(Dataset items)

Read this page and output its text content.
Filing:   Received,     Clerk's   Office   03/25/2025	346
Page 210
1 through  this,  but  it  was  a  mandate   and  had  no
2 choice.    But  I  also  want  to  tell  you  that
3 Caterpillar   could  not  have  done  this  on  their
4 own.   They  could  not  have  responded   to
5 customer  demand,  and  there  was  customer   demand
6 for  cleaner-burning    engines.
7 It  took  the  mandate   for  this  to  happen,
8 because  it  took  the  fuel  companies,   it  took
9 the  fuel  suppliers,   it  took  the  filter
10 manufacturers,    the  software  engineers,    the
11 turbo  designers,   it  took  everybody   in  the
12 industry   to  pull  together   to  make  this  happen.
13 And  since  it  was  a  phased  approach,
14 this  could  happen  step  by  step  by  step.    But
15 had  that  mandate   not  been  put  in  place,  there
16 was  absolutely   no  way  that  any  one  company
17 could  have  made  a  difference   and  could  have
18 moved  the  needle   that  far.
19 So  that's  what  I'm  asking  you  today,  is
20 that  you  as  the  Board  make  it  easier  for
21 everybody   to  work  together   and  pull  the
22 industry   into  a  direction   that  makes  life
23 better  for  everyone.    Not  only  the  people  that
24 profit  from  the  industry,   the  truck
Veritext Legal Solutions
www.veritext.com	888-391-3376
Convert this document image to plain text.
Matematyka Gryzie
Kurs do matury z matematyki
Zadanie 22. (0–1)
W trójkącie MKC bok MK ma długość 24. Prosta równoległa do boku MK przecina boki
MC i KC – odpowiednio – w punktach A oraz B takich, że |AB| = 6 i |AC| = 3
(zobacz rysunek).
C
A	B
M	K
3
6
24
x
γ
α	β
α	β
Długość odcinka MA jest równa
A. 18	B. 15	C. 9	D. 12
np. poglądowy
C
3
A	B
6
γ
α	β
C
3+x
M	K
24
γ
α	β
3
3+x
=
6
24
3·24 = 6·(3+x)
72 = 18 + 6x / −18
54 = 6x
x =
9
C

* * *

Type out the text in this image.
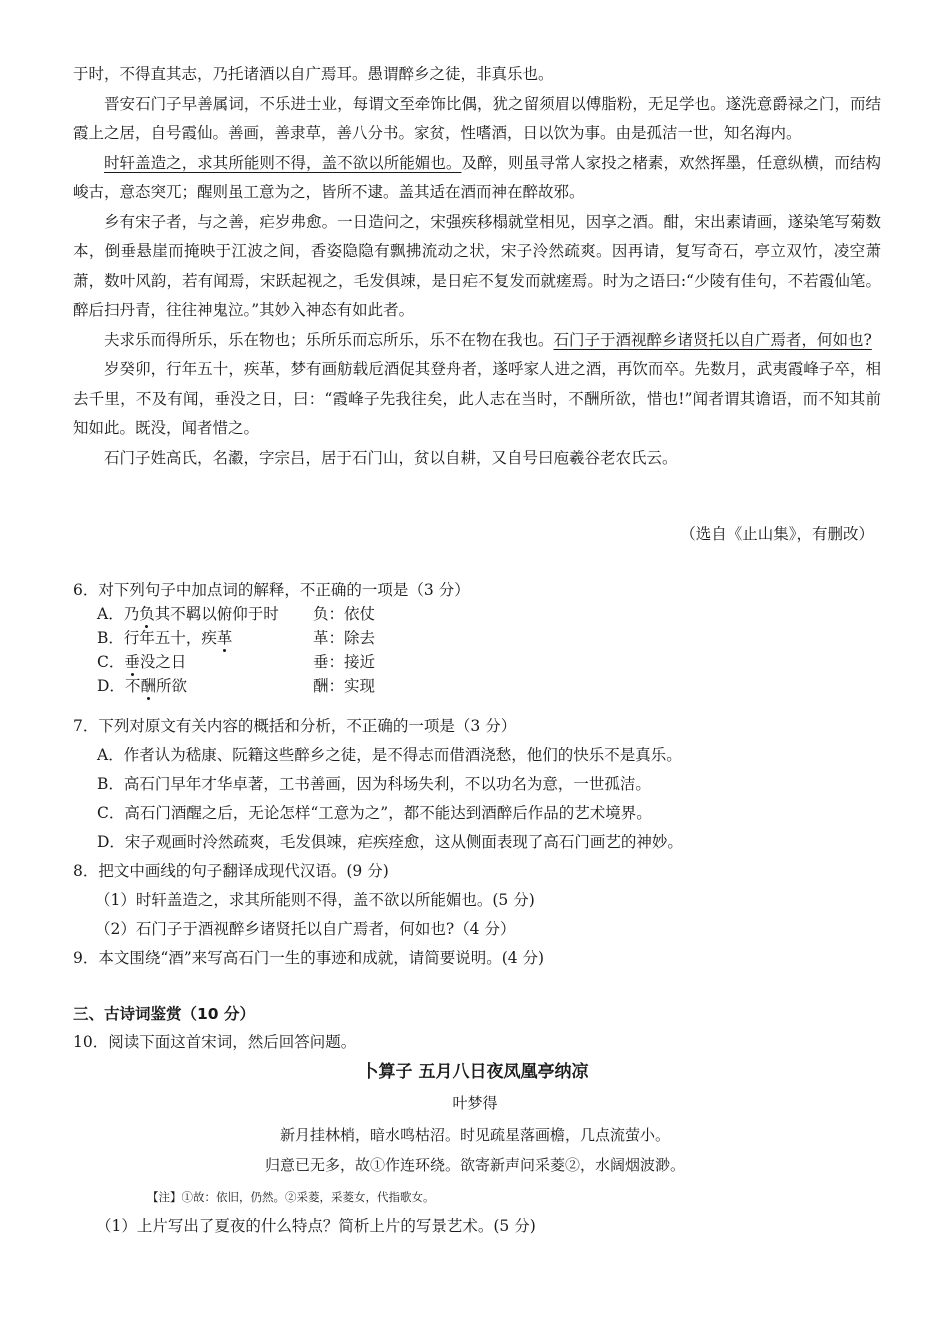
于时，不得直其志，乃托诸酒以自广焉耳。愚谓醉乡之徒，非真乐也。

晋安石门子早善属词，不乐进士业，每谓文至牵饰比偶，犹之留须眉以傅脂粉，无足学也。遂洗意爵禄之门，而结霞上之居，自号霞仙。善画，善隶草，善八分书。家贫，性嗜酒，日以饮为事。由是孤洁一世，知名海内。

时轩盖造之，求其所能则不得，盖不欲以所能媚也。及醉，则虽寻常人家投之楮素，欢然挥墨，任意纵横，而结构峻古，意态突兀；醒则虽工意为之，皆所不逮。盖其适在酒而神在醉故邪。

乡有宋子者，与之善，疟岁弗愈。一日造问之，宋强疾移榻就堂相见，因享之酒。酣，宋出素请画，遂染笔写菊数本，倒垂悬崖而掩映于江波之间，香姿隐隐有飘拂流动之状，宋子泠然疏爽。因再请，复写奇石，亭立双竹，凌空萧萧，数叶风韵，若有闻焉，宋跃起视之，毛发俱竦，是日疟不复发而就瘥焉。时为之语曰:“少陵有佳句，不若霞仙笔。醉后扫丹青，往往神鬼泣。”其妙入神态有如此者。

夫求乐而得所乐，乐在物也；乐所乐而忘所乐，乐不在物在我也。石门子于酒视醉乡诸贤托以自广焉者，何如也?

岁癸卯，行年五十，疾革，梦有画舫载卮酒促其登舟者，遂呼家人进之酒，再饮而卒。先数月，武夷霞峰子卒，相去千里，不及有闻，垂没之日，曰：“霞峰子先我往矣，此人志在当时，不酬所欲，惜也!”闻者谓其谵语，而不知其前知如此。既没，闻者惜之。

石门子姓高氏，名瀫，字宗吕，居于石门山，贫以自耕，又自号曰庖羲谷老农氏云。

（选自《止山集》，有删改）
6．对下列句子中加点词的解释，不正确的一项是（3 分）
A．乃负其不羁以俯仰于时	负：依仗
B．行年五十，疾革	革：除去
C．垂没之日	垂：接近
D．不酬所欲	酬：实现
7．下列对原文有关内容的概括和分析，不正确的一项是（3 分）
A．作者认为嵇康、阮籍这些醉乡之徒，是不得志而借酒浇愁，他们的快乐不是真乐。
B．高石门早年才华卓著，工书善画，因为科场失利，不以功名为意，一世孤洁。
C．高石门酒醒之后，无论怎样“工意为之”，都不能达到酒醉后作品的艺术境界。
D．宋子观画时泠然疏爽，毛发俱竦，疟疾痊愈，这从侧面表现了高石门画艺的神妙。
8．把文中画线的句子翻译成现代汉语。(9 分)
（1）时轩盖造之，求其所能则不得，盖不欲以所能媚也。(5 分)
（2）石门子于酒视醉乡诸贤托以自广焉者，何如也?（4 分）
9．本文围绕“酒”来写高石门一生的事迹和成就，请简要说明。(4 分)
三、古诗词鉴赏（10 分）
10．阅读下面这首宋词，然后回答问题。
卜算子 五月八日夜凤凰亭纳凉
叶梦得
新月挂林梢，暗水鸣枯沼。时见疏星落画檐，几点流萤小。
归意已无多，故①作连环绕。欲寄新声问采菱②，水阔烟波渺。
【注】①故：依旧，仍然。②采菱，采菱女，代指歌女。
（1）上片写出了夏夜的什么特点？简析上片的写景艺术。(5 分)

What you are asked to do —
Show every line where the string "there" appears.

Response —
5 customer  demand,  and  there  was  customer   demand
15 had  that  mandate   not  been  put  in  place,  there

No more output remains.